CONSIGNE:
Renvoyez mot pour mot, s'il vous plaît, le passage du document qui commence par « Quels renouveaux des » et se poursuit jusqu'à « critiques, parfois iconoclastes. » inclus.

DOCUMENT:
################
En se tournant vers les discours doctrinaux, la recherche a pour but de mettre en rapport les questionnements des historiens du constitutionnalisme (1) avec les thèses (en apparence « classiques ») qui continuent à être présentées dans les manuels de droit constitutionnel (2) pour réfléchir à une méthodologie de l’histoire constitutionnelle entretenant un vrai dialogue entre juristes et historiens, passant de perspectives nationales à des analyses globales (3). Trois étapes seraient suivies :

Quels renouveaux des histoires constitutionnelles ?


Un état des lieux du renouvellement de l’histoire constitutionnelle dans plusieurs pays et des problématiques qui pourraient être communes à ces démarches critiques, parfois iconoclastes.
################
Données enregistrées:
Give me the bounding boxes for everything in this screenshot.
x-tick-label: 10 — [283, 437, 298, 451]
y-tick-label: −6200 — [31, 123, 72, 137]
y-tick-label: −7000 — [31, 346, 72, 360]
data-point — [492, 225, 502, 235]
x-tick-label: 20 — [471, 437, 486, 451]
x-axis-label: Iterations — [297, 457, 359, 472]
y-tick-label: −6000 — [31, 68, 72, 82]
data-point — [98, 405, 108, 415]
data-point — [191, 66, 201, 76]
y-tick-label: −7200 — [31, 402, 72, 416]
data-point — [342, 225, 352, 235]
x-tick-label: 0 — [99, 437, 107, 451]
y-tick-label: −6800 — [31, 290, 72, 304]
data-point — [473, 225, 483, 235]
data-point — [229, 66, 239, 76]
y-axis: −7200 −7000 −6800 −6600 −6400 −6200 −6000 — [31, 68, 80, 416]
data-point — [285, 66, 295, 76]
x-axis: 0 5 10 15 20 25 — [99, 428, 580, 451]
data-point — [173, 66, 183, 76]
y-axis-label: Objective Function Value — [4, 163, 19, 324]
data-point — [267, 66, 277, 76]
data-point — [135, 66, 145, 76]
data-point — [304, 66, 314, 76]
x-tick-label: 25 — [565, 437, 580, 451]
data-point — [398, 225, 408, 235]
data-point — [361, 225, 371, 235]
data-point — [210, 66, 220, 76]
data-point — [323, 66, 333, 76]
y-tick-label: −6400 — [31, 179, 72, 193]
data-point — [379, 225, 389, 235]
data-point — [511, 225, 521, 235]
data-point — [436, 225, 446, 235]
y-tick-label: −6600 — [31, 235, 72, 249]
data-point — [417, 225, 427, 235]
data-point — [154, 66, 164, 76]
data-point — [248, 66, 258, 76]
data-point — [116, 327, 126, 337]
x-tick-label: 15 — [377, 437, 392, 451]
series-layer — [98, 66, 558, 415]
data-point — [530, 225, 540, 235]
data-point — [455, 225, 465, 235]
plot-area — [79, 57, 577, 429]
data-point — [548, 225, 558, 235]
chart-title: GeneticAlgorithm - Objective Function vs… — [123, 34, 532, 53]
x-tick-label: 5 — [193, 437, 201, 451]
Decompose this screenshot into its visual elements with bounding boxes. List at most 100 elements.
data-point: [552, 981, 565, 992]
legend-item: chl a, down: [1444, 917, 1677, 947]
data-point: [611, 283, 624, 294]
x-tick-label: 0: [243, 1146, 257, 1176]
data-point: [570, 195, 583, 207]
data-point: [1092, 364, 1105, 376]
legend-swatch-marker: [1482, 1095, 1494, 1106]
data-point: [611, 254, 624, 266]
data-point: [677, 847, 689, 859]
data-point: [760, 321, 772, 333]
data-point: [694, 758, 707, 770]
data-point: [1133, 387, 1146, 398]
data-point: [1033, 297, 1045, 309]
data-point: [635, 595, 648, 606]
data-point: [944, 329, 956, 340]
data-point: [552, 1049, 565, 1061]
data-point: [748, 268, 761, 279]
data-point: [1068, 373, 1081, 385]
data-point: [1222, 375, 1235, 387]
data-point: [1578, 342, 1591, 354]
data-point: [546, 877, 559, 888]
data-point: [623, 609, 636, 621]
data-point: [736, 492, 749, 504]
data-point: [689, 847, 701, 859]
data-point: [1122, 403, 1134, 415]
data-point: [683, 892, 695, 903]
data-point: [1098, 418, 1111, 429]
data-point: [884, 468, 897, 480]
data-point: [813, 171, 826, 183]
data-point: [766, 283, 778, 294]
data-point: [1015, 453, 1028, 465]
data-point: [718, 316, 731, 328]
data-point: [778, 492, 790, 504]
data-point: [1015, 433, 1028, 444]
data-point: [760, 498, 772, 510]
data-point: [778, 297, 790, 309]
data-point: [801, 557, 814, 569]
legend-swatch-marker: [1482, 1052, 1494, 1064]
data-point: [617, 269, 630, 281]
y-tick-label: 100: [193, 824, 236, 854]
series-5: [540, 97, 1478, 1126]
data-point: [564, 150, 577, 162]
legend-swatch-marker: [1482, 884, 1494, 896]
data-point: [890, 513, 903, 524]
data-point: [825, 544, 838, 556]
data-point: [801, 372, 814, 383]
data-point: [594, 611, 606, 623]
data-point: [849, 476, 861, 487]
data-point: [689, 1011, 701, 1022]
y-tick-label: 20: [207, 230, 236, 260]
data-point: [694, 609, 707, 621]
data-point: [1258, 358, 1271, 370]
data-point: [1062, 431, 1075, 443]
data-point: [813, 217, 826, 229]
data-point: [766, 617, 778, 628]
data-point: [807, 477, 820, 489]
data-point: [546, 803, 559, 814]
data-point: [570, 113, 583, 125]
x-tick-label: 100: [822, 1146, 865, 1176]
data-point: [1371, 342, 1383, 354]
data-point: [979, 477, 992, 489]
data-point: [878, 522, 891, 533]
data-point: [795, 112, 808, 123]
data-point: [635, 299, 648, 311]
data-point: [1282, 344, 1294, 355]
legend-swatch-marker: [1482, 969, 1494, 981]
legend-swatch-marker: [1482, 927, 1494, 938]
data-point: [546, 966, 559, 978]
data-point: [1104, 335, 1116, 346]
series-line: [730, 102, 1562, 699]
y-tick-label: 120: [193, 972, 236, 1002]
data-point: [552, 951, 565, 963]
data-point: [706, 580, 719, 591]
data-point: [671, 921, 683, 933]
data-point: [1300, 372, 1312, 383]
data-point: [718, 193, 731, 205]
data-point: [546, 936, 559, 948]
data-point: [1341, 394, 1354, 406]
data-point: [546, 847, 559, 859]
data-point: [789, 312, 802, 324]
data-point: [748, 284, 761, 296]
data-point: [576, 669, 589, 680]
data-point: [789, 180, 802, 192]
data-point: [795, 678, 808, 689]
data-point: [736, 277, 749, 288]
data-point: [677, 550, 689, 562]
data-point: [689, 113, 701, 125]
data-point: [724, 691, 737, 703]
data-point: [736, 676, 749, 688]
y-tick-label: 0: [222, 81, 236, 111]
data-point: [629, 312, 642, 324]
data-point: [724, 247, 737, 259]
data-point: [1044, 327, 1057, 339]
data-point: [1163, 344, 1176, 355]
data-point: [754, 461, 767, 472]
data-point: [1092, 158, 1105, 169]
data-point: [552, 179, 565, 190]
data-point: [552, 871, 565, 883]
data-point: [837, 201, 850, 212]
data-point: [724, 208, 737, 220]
################
RÉPONSE RÉDIGÉE:
Quels renouveaux des histoires constitutionnelles ?


Un état des lieux du renouvellement de l’histoire constitutionnelle dans plusieurs pays et des problématiques qui pourraient être communes à ces démarches critiques, parfois iconoclastes.